» Given information:

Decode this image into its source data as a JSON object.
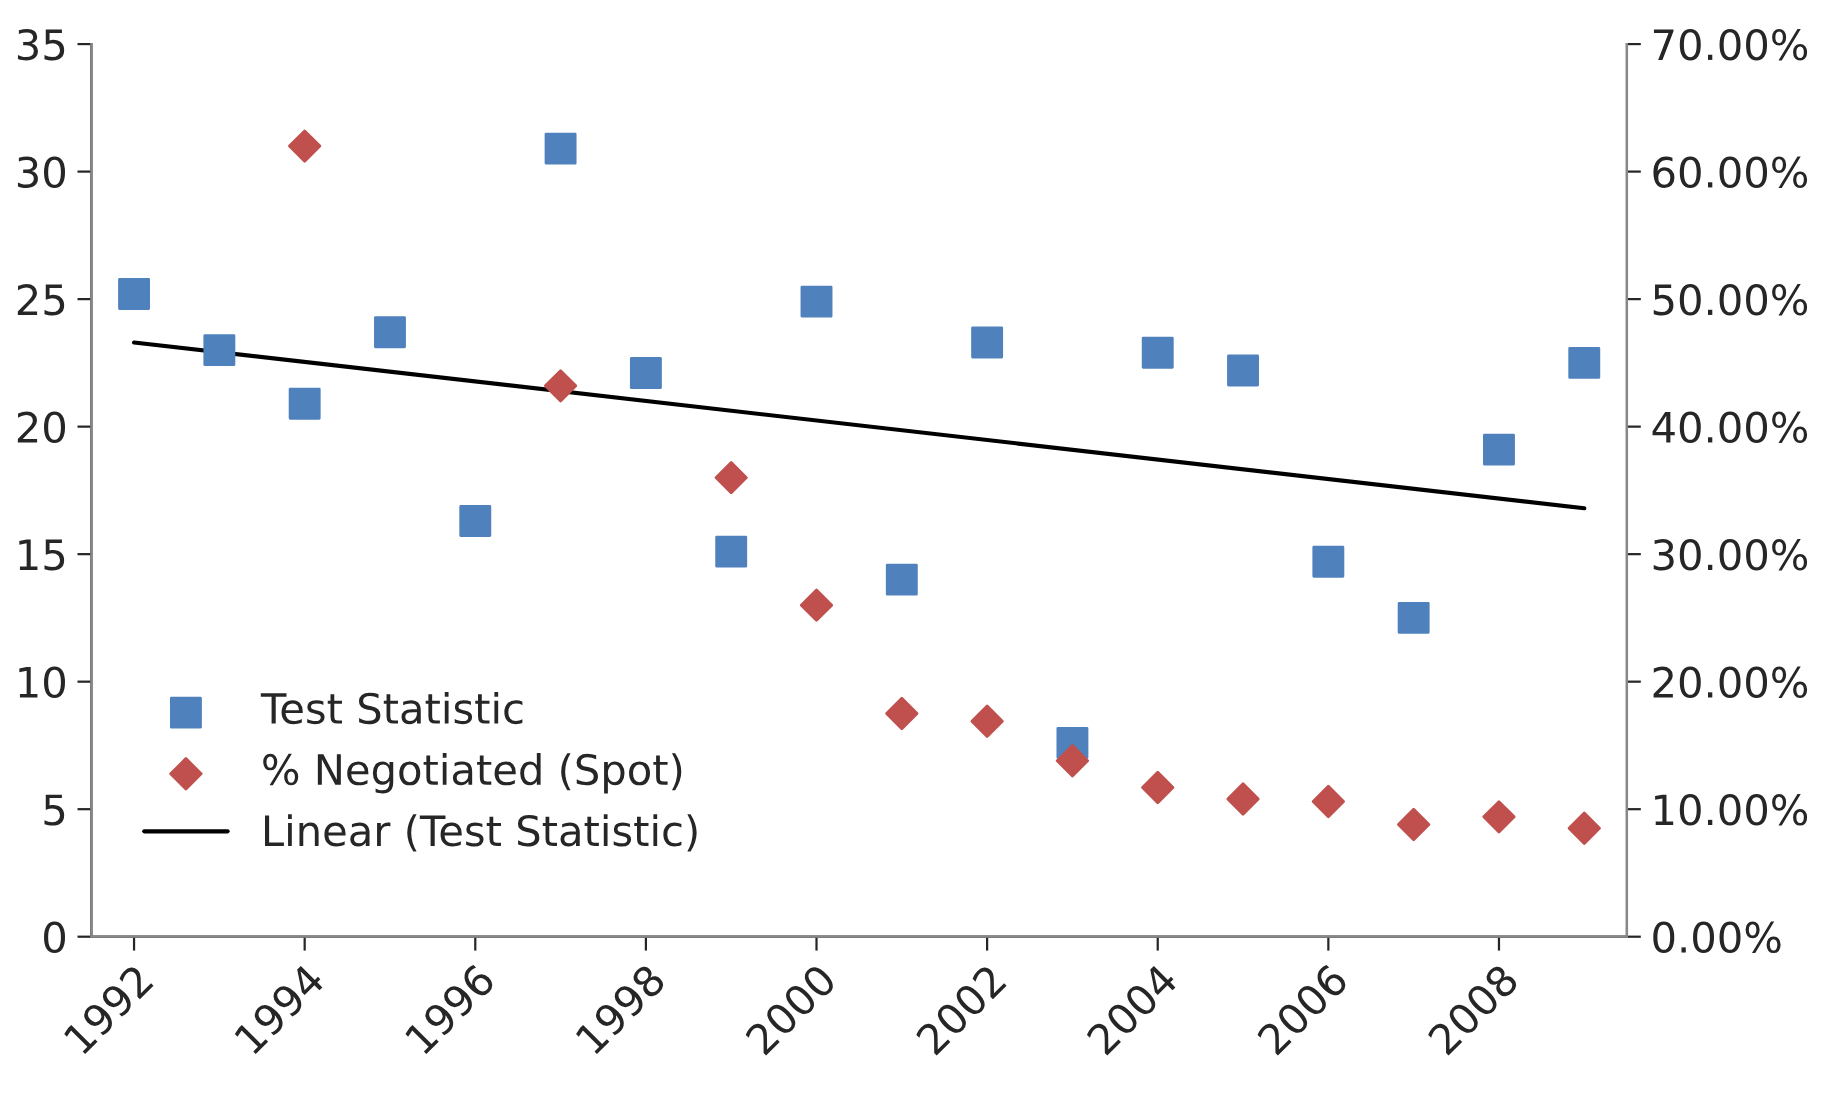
{
  "chart_data": {
    "type": "scatter",
    "x": [
      1992,
      1993,
      1994,
      1995,
      1996,
      1997,
      1998,
      1999,
      2000,
      2001,
      2002,
      2003,
      2004,
      2005,
      2006,
      2007,
      2008,
      2009
    ],
    "xlim": [
      1991.5,
      2009.5
    ],
    "xticks": [
      1992,
      1994,
      1996,
      1998,
      2000,
      2002,
      2004,
      2006,
      2008
    ],
    "ylim": [
      0,
      35
    ],
    "yticks": [
      0,
      5,
      10,
      15,
      20,
      25,
      30,
      35
    ],
    "y2lim": [
      0,
      70
    ],
    "y2ticks": [
      {
        "value": 0,
        "label": "0.00%"
      },
      {
        "value": 10,
        "label": "10.00%"
      },
      {
        "value": 20,
        "label": "20.00%"
      },
      {
        "value": 30,
        "label": "30.00%"
      },
      {
        "value": 40,
        "label": "40.00%"
      },
      {
        "value": 50,
        "label": "50.00%"
      },
      {
        "value": 60,
        "label": "60.00%"
      },
      {
        "value": 70,
        "label": "70.00%"
      }
    ],
    "legend": "bottom left",
    "grid": false,
    "series": [
      {
        "name": "Test Statistic",
        "marker": "square",
        "color": "#4f81bd",
        "values": [
          25.2,
          23.0,
          20.9,
          23.7,
          16.3,
          30.9,
          22.1,
          15.1,
          24.9,
          14.0,
          23.3,
          7.6,
          22.9,
          22.2,
          14.7,
          12.5,
          19.1,
          22.5
        ]
      },
      {
        "name": "% Negotiated (Spot)",
        "marker": "diamond",
        "color": "#c0504d",
        "axis": "y2",
        "x": [
          1994,
          1997,
          1999,
          2000,
          2001,
          2002,
          2003,
          2004,
          2005,
          2006,
          2007,
          2008,
          2009
        ],
        "values": [
          62.0,
          43.2,
          36.0,
          26.0,
          17.5,
          16.9,
          13.8,
          11.7,
          10.8,
          10.6,
          8.8,
          9.4,
          8.5
        ]
      },
      {
        "name": "Linear (Test Statistic)",
        "type": "line",
        "marker": "none",
        "line_style": "solid",
        "color": "#000000",
        "x": [
          1992,
          2009
        ],
        "values": [
          23.3,
          16.8
        ]
      }
    ]
  }
}
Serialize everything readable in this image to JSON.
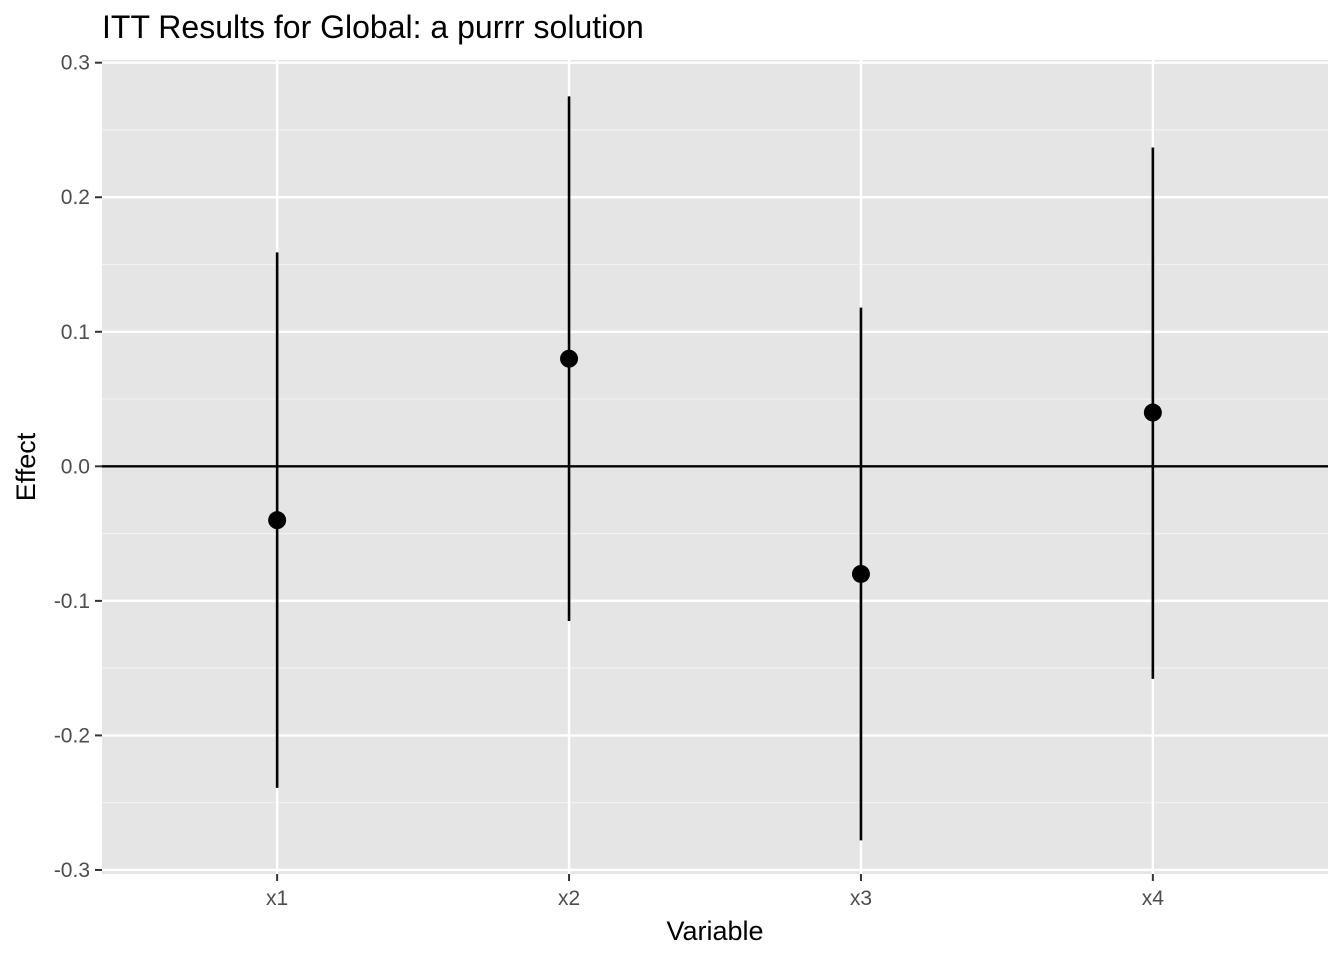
{
  "chart_data": {
    "type": "scatter",
    "title": "ITT Results for Global: a purrr solution",
    "xlabel": "Variable",
    "ylabel": "Effect",
    "categories": [
      "x1",
      "x2",
      "x3",
      "x4"
    ],
    "y_ticks": [
      "0.3",
      "0.2",
      "0.1",
      "0.0",
      "-0.1",
      "-0.2",
      "-0.3"
    ],
    "y_tick_values": [
      0.3,
      0.2,
      0.1,
      0.0,
      -0.1,
      -0.2,
      -0.3
    ],
    "ylim": [
      -0.303,
      0.302
    ],
    "reference_line": 0.0,
    "series": [
      {
        "estimates": [
          -0.04,
          0.08,
          -0.08,
          0.04
        ],
        "lower": [
          -0.239,
          -0.115,
          -0.278,
          -0.158
        ],
        "upper": [
          0.159,
          0.275,
          0.118,
          0.237
        ]
      }
    ],
    "grid": true,
    "legend": "none",
    "colors": {
      "panel_background": "#e5e5e5",
      "grid_major": "#ffffff",
      "grid_minor": "#f2f2f2",
      "marks": "#000000"
    }
  }
}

» The problem:
From the data above, copy each line that has the string "Statistic".

» Full response:
        "name": "Test Statistic",
        "name": "Linear (Test Statistic)",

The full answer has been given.